Exercise instructions:
Pull every line with the word "Львів" out of the entries below.

Saved entries:
· · · · · · ·
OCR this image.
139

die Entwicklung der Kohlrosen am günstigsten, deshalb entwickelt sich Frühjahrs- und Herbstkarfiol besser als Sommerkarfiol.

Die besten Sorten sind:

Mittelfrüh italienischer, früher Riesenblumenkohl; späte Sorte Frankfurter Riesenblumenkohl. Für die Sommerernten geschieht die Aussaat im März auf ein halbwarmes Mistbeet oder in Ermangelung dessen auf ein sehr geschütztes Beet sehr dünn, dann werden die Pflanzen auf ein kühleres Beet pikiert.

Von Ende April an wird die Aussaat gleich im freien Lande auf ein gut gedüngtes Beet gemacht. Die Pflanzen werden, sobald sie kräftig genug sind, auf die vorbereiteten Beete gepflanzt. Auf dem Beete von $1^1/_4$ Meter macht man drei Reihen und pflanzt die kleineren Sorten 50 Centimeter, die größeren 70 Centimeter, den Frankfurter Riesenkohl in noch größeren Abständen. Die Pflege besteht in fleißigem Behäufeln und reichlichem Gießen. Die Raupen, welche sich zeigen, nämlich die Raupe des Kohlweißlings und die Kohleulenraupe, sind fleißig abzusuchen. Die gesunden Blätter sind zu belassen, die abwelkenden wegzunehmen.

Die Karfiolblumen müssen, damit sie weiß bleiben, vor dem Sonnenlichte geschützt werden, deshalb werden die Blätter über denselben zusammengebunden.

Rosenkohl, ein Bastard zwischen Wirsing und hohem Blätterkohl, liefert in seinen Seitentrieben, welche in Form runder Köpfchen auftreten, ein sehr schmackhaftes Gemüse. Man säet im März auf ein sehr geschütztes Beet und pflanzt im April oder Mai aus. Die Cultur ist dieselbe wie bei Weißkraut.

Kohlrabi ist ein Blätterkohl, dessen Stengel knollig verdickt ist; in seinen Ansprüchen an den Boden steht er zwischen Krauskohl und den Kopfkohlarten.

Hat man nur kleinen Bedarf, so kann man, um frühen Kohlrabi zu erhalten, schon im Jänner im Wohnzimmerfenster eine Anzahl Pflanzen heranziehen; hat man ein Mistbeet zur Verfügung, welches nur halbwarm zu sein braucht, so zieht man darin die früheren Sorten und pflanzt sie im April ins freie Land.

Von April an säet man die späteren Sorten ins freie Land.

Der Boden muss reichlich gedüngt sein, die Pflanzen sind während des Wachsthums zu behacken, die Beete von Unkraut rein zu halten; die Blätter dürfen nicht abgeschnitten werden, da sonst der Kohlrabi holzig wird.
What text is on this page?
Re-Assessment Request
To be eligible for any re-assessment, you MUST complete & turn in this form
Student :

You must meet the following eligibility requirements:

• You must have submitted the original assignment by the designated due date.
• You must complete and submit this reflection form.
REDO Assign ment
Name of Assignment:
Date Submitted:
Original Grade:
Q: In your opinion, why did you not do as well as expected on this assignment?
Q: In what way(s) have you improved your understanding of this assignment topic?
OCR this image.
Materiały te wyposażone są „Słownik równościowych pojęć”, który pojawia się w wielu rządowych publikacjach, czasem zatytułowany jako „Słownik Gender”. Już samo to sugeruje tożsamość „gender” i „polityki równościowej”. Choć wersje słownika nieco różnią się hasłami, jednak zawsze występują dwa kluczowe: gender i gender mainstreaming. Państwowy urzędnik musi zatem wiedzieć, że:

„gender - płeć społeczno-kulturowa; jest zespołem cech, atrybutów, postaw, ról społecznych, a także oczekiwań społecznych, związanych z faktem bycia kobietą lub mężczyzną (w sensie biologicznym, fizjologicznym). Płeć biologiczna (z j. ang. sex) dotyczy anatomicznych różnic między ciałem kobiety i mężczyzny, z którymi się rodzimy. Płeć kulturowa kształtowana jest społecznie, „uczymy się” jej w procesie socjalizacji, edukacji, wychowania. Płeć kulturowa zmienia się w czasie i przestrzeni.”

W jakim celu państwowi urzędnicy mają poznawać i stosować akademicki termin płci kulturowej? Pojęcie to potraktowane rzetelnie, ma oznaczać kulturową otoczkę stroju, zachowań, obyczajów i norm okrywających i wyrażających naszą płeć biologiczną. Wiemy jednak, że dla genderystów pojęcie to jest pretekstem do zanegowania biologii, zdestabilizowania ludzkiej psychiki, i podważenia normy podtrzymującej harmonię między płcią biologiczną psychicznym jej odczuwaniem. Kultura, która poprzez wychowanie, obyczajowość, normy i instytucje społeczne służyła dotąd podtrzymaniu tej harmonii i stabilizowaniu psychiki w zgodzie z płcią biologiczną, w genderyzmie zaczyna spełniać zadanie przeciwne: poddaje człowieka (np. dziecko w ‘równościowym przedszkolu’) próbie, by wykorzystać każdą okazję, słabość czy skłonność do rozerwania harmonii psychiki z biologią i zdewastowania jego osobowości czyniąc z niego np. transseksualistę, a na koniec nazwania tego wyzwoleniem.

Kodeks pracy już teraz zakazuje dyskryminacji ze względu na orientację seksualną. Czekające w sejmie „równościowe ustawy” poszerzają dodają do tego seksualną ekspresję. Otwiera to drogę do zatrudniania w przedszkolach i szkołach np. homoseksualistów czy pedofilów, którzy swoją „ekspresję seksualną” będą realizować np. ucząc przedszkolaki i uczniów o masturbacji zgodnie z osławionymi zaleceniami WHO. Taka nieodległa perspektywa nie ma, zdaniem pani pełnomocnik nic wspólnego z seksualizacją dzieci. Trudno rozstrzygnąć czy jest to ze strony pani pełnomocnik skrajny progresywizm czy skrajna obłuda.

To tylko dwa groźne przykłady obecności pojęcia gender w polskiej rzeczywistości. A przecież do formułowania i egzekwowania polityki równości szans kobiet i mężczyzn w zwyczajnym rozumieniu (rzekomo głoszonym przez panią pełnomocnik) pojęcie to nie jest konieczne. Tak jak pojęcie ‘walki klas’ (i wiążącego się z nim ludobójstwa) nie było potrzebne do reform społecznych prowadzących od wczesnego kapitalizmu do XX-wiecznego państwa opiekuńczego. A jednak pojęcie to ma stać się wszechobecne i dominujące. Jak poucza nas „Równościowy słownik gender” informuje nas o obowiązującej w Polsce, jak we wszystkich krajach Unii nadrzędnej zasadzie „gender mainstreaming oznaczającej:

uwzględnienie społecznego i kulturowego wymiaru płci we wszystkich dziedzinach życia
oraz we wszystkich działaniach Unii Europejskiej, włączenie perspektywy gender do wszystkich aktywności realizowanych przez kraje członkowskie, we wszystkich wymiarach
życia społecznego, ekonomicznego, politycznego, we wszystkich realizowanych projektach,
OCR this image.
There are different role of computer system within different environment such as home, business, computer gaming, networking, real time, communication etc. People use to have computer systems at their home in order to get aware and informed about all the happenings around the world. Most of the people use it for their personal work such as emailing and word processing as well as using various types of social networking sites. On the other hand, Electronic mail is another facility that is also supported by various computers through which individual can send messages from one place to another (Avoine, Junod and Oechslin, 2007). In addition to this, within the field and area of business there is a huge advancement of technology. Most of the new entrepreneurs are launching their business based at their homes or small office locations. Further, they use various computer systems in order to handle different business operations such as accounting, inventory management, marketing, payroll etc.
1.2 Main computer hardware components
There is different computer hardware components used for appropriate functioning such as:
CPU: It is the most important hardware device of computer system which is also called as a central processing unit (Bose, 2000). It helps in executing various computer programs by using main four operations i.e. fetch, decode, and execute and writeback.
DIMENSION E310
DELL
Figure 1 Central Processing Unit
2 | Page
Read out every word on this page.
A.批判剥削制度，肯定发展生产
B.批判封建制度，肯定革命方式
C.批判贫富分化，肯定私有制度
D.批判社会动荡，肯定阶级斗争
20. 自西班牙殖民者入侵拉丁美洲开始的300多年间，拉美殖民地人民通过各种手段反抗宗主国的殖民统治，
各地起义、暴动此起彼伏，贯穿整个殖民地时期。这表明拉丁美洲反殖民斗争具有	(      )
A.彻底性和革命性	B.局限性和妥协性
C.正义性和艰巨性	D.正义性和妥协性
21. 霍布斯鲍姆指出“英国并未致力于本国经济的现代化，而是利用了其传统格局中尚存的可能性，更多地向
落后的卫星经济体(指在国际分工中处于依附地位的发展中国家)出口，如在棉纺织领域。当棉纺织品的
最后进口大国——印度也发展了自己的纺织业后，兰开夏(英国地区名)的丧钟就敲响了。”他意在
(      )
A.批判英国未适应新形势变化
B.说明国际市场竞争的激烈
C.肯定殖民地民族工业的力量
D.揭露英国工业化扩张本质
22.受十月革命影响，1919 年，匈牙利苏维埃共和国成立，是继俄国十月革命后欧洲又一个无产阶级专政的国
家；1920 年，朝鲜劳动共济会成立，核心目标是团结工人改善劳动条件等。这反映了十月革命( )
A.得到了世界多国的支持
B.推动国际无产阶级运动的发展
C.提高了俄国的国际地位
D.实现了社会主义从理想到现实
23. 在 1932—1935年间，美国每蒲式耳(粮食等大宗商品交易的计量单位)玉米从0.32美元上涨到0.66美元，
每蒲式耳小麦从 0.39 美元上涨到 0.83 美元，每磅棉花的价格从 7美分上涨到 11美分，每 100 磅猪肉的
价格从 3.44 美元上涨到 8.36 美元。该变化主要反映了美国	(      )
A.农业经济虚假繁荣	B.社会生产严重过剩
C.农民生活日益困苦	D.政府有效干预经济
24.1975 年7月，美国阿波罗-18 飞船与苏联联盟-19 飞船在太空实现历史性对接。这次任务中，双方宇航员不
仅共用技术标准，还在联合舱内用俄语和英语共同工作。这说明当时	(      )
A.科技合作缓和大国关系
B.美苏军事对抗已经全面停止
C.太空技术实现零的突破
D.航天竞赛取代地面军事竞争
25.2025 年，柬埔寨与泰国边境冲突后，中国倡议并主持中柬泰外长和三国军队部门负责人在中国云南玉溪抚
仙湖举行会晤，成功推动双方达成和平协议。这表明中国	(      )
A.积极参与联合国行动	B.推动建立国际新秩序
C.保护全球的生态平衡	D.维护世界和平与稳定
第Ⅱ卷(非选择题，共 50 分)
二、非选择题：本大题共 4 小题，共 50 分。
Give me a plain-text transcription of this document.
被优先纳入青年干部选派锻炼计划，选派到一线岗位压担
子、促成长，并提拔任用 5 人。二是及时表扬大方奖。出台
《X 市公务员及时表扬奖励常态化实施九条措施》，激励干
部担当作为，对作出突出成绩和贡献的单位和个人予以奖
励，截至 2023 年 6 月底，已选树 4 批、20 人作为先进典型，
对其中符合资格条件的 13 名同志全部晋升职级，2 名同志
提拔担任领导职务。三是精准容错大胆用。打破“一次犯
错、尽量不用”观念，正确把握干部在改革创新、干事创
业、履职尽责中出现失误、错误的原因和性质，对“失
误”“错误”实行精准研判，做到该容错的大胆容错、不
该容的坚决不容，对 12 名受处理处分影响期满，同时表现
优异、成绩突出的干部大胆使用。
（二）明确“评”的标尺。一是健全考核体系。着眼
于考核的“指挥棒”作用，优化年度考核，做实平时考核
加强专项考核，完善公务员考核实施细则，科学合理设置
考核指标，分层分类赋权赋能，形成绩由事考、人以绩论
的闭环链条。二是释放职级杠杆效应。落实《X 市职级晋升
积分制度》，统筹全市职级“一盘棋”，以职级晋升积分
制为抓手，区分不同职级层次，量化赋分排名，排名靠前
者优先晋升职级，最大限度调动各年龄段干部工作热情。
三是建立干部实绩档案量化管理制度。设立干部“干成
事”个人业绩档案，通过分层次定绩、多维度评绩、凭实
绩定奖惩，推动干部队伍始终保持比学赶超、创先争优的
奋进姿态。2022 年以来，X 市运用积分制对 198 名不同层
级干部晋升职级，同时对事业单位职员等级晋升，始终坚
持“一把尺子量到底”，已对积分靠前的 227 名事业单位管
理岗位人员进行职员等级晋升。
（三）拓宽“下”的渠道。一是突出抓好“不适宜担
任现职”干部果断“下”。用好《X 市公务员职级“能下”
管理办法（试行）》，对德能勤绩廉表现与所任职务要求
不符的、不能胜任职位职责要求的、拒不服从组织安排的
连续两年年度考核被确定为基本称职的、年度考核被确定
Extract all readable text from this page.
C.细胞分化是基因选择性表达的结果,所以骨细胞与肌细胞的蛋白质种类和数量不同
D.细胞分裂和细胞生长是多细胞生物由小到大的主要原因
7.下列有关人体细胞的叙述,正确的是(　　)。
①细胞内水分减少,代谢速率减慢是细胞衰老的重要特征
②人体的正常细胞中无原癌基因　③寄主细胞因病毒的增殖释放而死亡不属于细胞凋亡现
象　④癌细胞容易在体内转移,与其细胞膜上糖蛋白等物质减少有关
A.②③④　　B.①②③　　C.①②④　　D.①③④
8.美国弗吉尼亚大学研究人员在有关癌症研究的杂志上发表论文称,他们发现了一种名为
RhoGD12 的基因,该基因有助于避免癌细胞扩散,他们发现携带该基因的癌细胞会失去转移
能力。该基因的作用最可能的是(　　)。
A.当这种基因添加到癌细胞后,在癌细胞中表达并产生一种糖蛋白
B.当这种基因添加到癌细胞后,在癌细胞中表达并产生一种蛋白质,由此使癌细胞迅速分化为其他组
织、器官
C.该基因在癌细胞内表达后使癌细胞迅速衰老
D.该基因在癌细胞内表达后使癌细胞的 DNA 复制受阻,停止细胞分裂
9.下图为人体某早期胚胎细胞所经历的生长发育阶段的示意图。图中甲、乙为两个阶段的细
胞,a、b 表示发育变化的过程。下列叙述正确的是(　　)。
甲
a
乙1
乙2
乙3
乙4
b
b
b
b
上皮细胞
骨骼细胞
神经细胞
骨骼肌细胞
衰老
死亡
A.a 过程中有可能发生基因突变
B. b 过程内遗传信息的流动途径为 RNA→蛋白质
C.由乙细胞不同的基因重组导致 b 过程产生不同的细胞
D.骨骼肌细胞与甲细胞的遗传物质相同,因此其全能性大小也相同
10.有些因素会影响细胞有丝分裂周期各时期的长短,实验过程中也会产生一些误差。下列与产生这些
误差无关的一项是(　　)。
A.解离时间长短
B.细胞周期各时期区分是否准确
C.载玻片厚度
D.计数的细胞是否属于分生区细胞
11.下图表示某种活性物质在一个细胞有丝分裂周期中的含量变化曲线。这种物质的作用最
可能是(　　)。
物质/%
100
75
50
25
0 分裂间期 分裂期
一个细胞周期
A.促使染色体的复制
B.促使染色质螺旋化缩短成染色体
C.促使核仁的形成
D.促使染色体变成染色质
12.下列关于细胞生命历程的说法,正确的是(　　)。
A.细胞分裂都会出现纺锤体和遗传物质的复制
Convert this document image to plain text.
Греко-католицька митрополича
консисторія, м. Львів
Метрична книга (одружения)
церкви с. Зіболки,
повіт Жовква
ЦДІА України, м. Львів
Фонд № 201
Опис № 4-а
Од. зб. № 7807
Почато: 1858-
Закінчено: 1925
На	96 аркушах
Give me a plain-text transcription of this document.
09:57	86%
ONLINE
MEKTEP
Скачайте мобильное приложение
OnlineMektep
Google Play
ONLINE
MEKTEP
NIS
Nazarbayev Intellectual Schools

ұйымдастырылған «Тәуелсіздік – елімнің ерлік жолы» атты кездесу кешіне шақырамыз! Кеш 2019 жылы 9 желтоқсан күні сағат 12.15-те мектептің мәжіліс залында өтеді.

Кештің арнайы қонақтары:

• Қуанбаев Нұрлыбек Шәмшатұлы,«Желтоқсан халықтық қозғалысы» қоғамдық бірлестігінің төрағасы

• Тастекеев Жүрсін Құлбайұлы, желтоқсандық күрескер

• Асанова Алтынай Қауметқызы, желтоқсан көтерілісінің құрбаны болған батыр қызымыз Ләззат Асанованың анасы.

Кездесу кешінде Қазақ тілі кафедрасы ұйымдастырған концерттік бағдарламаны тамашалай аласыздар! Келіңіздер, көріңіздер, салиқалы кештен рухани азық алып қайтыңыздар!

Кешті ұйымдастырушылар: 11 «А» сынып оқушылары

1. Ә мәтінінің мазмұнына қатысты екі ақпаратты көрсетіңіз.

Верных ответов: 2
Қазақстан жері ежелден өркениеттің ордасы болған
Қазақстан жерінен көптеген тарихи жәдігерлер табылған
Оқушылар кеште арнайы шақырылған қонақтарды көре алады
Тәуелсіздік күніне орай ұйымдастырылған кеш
· · · · · · ·
Solution for this exercise:
консисторія, м. Львів
ЦДІА України, м. Львів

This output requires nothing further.